START
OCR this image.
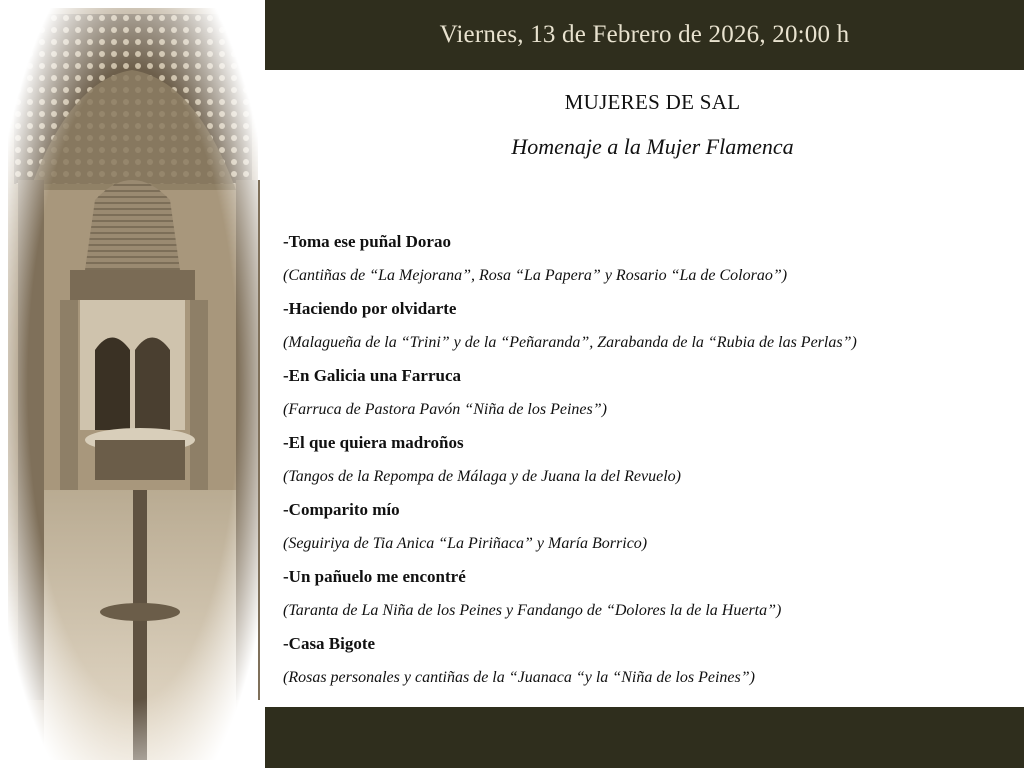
Viernes, 13 de Febrero de 2026, 20:00 h
MUJERES DE SAL
Homenaje a la Mujer Flamenca
-Toma ese puñal Dorao
(Cantiñas de “La Mejorana”, Rosa “La Papera” y Rosario “La de Colorao”)
-Haciendo por olvidarte
(Malagueña de la “Trini” y de la “Peñaranda”, Zarabanda de la “Rubia de las Perlas”)
-En Galicia una Farruca
(Farruca de Pastora Pavón “Niña de los Peines”)
-El que quiera madroños
(Tangos de la Repompa de Málaga y de Juana la del Revuelo)
-Comparito mío
(Seguiriya de Tia Anica “La Piriñaca” y María Borrico)
-Un pañuelo me encontré
(Taranta de La Niña de los Peines y Fandango de “Dolores la de la Huerta”)
-Casa Bigote
(Rosas personales y cantiñas de la “Juanaca “y la “Niña de los Peines”)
END
WHAT IS NEEDED: Repeat the listing in full and exactly. Leave any pictures out.

TASK RESULT:
OCR this image.
Viernes, 13 de Febrero de 2026, 20:00 h
MUJERES DE SAL
Homenaje a la Mujer Flamenca
-Toma ese puñal Dorao
(Cantiñas de “La Mejorana”, Rosa “La Papera” y Rosario “La de Colorao”)
-Haciendo por olvidarte
(Malagueña de la “Trini” y de la “Peñaranda”, Zarabanda de la “Rubia de las Perlas”)
-En Galicia una Farruca
(Farruca de Pastora Pavón “Niña de los Peines”)
-El que quiera madroños
(Tangos de la Repompa de Málaga y de Juana la del Revuelo)
-Comparito mío
(Seguiriya de Tia Anica “La Piriñaca” y María Borrico)
-Un pañuelo me encontré
(Taranta de La Niña de los Peines y Fandango de “Dolores la de la Huerta”)
-Casa Bigote
(Rosas personales y cantiñas de la “Juanaca “y la “Niña de los Peines”)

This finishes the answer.